# What the task requires
Present every line of the records below as a numbered list, leaving out any blank lines.

# Data for this exercise
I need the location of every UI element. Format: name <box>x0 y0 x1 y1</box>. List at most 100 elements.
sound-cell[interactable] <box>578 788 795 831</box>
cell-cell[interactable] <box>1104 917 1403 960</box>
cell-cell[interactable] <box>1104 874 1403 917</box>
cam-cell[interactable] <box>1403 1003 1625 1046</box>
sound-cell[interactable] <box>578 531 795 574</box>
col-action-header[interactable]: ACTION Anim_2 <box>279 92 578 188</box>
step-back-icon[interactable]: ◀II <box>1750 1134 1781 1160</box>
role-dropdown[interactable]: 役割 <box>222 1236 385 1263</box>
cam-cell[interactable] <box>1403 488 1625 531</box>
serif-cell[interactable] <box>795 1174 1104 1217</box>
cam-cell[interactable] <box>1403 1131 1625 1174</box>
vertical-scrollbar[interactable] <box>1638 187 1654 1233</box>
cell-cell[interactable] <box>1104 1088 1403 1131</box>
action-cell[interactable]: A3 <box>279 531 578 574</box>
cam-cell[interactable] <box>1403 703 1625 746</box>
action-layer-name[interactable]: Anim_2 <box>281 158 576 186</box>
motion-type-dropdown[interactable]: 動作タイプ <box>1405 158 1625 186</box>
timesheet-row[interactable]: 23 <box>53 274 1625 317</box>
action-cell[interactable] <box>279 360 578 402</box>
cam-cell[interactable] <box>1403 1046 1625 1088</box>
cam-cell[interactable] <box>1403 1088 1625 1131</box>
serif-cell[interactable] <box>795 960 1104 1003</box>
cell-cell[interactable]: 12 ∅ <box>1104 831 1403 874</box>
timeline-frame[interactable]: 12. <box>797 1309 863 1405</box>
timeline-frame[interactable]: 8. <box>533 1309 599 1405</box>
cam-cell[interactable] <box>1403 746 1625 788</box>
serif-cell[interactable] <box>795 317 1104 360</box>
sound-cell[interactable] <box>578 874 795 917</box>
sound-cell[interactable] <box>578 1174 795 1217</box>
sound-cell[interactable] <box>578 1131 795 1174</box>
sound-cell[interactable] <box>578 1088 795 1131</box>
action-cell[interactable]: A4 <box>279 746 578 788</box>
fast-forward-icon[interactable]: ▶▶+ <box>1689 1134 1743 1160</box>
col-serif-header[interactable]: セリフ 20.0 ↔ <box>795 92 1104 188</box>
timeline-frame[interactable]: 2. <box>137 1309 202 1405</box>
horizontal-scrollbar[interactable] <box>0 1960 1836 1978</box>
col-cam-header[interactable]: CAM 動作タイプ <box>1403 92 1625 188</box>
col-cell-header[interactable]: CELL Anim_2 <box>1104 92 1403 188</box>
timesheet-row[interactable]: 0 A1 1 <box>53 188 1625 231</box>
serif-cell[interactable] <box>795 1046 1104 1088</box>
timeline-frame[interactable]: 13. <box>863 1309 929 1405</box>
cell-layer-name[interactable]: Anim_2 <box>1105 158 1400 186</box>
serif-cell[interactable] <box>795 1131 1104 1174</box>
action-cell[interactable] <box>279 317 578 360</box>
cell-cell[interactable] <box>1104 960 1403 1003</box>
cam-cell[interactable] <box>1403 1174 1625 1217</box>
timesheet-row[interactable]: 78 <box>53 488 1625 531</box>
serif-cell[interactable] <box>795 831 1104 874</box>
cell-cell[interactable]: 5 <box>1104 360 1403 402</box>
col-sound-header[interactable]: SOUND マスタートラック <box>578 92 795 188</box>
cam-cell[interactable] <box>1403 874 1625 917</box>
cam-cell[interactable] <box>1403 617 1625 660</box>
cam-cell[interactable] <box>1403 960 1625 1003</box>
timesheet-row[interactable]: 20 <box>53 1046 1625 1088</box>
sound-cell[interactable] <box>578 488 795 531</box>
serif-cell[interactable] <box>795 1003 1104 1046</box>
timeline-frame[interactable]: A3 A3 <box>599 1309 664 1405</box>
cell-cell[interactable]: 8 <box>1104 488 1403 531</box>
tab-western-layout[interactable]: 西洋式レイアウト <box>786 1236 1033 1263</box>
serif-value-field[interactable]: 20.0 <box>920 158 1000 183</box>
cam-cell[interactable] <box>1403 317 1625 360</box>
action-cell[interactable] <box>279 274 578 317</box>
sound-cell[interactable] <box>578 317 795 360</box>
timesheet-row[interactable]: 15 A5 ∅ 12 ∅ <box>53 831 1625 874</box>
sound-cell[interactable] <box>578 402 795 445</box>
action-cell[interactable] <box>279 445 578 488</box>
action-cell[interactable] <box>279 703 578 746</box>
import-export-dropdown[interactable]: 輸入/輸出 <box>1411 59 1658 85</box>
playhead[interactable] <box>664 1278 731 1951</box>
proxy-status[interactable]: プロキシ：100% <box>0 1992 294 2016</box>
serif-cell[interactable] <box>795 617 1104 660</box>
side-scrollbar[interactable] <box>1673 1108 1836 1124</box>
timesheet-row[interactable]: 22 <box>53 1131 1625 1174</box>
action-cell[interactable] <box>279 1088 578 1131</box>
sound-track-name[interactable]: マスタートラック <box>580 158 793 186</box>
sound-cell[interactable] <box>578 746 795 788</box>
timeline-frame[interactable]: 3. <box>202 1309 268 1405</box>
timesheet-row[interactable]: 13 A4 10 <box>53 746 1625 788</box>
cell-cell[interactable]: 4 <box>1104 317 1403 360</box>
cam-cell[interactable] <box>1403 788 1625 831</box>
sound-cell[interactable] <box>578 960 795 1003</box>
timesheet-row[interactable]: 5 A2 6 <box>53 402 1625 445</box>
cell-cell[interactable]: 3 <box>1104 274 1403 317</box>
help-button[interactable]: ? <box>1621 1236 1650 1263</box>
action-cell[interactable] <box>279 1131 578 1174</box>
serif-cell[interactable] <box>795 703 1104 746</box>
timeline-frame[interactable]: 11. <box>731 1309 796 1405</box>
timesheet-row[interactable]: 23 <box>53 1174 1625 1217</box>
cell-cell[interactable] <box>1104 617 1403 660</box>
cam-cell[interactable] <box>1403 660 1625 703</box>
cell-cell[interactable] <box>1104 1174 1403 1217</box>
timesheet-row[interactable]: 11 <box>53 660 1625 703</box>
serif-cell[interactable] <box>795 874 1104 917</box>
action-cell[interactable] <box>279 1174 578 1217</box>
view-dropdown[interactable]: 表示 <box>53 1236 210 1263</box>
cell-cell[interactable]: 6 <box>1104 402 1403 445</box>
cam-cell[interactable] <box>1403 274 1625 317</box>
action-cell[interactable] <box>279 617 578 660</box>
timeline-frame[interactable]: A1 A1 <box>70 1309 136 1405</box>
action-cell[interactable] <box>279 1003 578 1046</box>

# Reply
1. I need the location of every UI element. Format: name <box>x0 y0 x1 y1</box>. List at most 100 elements.
2. sound-cell[interactable] <box>578 788 795 831</box>
3. cell-cell[interactable] <box>1104 917 1403 960</box>
4. cell-cell[interactable] <box>1104 874 1403 917</box>
5. cam-cell[interactable] <box>1403 1003 1625 1046</box>
6. sound-cell[interactable] <box>578 531 795 574</box>
7. col-action-header[interactable]: ACTION Anim_2 <box>279 92 578 188</box>
8. step-back-icon[interactable]: ◀II <box>1750 1134 1781 1160</box>
9. role-dropdown[interactable]: 役割 <box>222 1236 385 1263</box>
10. cam-cell[interactable] <box>1403 488 1625 531</box>
11. serif-cell[interactable] <box>795 1174 1104 1217</box>
12. cam-cell[interactable] <box>1403 1131 1625 1174</box>
13. vertical-scrollbar[interactable] <box>1638 187 1654 1233</box>
14. cell-cell[interactable] <box>1104 1088 1403 1131</box>
15. action-cell[interactable]: A3 <box>279 531 578 574</box>
16. cam-cell[interactable] <box>1403 703 1625 746</box>
17. action-layer-name[interactable]: Anim_2 <box>281 158 576 186</box>
18. motion-type-dropdown[interactable]: 動作タイプ <box>1405 158 1625 186</box>
19. timesheet-row[interactable]: 23 <box>53 274 1625 317</box>
20. action-cell[interactable] <box>279 360 578 402</box>
21. cam-cell[interactable] <box>1403 1046 1625 1088</box>
22. cam-cell[interactable] <box>1403 1088 1625 1131</box>
23. serif-cell[interactable] <box>795 960 1104 1003</box>
24. cell-cell[interactable]: 12 ∅ <box>1104 831 1403 874</box>
25. timeline-frame[interactable]: 12. <box>797 1309 863 1405</box>
26. timeline-frame[interactable]: 8. <box>533 1309 599 1405</box>
27. cam-cell[interactable] <box>1403 746 1625 788</box>
28. serif-cell[interactable] <box>795 317 1104 360</box>
29. sound-cell[interactable] <box>578 874 795 917</box>
30. sound-cell[interactable] <box>578 1174 795 1217</box>
31. sound-cell[interactable] <box>578 1131 795 1174</box>
32. sound-cell[interactable] <box>578 1088 795 1131</box>
33. action-cell[interactable]: A4 <box>279 746 578 788</box>
34. fast-forward-icon[interactable]: ▶▶+ <box>1689 1134 1743 1160</box>
35. col-serif-header[interactable]: セリフ 20.0 ↔ <box>795 92 1104 188</box>
36. timeline-frame[interactable]: 2. <box>137 1309 202 1405</box>
37. horizontal-scrollbar[interactable] <box>0 1960 1836 1978</box>
38. col-cam-header[interactable]: CAM 動作タイプ <box>1403 92 1625 188</box>
39. col-cell-header[interactable]: CELL Anim_2 <box>1104 92 1403 188</box>
40. timesheet-row[interactable]: 0 A1 1 <box>53 188 1625 231</box>
41. serif-cell[interactable] <box>795 1046 1104 1088</box>
42. timeline-frame[interactable]: 13. <box>863 1309 929 1405</box>
43. cell-layer-name[interactable]: Anim_2 <box>1105 158 1400 186</box>
44. serif-cell[interactable] <box>795 1131 1104 1174</box>
45. action-cell[interactable] <box>279 317 578 360</box>
46. cell-cell[interactable] <box>1104 960 1403 1003</box>
47. cam-cell[interactable] <box>1403 1174 1625 1217</box>
48. timesheet-row[interactable]: 78 <box>53 488 1625 531</box>
49. serif-cell[interactable] <box>795 831 1104 874</box>
50. cell-cell[interactable]: 5 <box>1104 360 1403 402</box>
51. col-sound-header[interactable]: SOUND マスタートラック <box>578 92 795 188</box>
52. cam-cell[interactable] <box>1403 874 1625 917</box>
53. cam-cell[interactable] <box>1403 617 1625 660</box>
54. cam-cell[interactable] <box>1403 960 1625 1003</box>
55. timesheet-row[interactable]: 20 <box>53 1046 1625 1088</box>
56. sound-cell[interactable] <box>578 488 795 531</box>
57. serif-cell[interactable] <box>795 1003 1104 1046</box>
58. timeline-frame[interactable]: A3 A3 <box>599 1309 664 1405</box>
59. cell-cell[interactable]: 8 <box>1104 488 1403 531</box>
60. tab-western-layout[interactable]: 西洋式レイアウト <box>786 1236 1033 1263</box>
61. serif-value-field[interactable]: 20.0 <box>920 158 1000 183</box>
62. cam-cell[interactable] <box>1403 317 1625 360</box>
63. action-cell[interactable] <box>279 274 578 317</box>
64. sound-cell[interactable] <box>578 317 795 360</box>
65. timesheet-row[interactable]: 15 A5 ∅ 12 ∅ <box>53 831 1625 874</box>
66. sound-cell[interactable] <box>578 402 795 445</box>
67. action-cell[interactable] <box>279 445 578 488</box>
68. action-cell[interactable] <box>279 703 578 746</box>
69. import-export-dropdown[interactable]: 輸入/輸出 <box>1411 59 1658 85</box>
70. playhead[interactable] <box>664 1278 731 1951</box>
71. proxy-status[interactable]: プロキシ：100% <box>0 1992 294 2016</box>
72. serif-cell[interactable] <box>795 617 1104 660</box>
73. side-scrollbar[interactable] <box>1673 1108 1836 1124</box>
74. timesheet-row[interactable]: 22 <box>53 1131 1625 1174</box>
75. action-cell[interactable] <box>279 1088 578 1131</box>
76. sound-track-name[interactable]: マスタートラック <box>580 158 793 186</box>
77. sound-cell[interactable] <box>578 746 795 788</box>
78. timeline-frame[interactable]: 3. <box>202 1309 268 1405</box>
79. timesheet-row[interactable]: 13 A4 10 <box>53 746 1625 788</box>
80. cell-cell[interactable]: 4 <box>1104 317 1403 360</box>
81. cam-cell[interactable] <box>1403 788 1625 831</box>
82. sound-cell[interactable] <box>578 960 795 1003</box>
83. timesheet-row[interactable]: 5 A2 6 <box>53 402 1625 445</box>
84. cell-cell[interactable]: 3 <box>1104 274 1403 317</box>
85. help-button[interactable]: ? <box>1621 1236 1650 1263</box>
86. action-cell[interactable] <box>279 1131 578 1174</box>
87. serif-cell[interactable] <box>795 703 1104 746</box>
88. timeline-frame[interactable]: 11. <box>731 1309 796 1405</box>
89. timesheet-row[interactable]: 23 <box>53 1174 1625 1217</box>
90. cell-cell[interactable] <box>1104 617 1403 660</box>
91. cam-cell[interactable] <box>1403 660 1625 703</box>
92. cell-cell[interactable] <box>1104 1174 1403 1217</box>
93. timesheet-row[interactable]: 11 <box>53 660 1625 703</box>
94. serif-cell[interactable] <box>795 874 1104 917</box>
95. action-cell[interactable] <box>279 1174 578 1217</box>
96. view-dropdown[interactable]: 表示 <box>53 1236 210 1263</box>
97. cell-cell[interactable]: 6 <box>1104 402 1403 445</box>
98. cam-cell[interactable] <box>1403 274 1625 317</box>
99. action-cell[interactable] <box>279 617 578 660</box>
100. timeline-frame[interactable]: A1 A1 <box>70 1309 136 1405</box>
101. action-cell[interactable] <box>279 1003 578 1046</box>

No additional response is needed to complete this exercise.